- [Requirement]
Report only the number of lines in the following entries where the word "with" occurs.

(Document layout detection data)
=-=-=-=-=

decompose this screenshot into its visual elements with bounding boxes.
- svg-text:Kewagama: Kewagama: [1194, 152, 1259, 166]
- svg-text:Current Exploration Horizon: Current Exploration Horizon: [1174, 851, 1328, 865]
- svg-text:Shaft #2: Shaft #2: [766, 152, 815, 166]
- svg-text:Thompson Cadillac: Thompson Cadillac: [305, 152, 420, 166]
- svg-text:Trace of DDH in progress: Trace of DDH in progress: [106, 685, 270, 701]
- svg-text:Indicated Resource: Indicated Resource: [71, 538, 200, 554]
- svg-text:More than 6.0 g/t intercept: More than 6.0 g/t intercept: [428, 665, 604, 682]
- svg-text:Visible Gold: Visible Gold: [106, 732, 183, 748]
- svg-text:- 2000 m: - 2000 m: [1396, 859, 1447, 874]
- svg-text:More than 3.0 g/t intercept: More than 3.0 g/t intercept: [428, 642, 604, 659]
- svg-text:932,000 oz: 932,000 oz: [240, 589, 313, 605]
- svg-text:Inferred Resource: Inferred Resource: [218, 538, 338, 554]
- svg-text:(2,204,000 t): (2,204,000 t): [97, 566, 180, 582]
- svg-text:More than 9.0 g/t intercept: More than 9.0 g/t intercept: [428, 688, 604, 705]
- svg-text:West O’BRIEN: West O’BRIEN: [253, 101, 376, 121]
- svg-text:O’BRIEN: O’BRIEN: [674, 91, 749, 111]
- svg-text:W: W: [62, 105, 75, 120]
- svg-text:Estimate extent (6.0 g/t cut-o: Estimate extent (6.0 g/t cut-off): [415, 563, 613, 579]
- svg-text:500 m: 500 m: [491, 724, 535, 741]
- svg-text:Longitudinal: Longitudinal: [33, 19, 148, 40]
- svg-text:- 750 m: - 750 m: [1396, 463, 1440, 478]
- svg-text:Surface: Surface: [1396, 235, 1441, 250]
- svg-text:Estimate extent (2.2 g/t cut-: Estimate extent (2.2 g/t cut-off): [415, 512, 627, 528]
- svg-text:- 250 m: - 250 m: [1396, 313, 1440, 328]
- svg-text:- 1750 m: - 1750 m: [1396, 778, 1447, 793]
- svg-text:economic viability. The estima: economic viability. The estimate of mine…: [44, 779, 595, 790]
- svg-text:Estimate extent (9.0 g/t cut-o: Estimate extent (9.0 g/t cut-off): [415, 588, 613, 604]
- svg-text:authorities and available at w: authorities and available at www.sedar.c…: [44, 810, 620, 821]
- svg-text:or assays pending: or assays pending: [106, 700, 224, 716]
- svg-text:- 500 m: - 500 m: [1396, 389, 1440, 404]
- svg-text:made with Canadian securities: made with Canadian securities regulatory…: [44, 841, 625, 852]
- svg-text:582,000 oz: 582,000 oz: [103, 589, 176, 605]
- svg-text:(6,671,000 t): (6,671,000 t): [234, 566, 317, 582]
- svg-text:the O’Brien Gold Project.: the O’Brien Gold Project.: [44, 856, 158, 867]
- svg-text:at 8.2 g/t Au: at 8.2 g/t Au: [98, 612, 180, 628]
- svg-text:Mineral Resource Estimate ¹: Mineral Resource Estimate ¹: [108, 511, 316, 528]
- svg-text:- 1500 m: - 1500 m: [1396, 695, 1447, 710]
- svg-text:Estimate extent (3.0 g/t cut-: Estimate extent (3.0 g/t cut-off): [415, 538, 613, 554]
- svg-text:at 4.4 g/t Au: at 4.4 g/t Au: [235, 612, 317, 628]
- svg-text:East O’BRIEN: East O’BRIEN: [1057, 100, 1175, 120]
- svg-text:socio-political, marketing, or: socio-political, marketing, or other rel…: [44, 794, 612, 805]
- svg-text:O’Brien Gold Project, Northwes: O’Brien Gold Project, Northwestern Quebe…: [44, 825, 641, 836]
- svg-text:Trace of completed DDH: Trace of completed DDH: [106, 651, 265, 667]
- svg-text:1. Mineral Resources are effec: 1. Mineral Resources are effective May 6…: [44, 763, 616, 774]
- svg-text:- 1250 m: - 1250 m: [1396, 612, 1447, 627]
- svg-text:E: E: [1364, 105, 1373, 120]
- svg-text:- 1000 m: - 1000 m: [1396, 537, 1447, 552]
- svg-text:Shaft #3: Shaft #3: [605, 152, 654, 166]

=-=-=-=-=

- [Result of the exercise]
2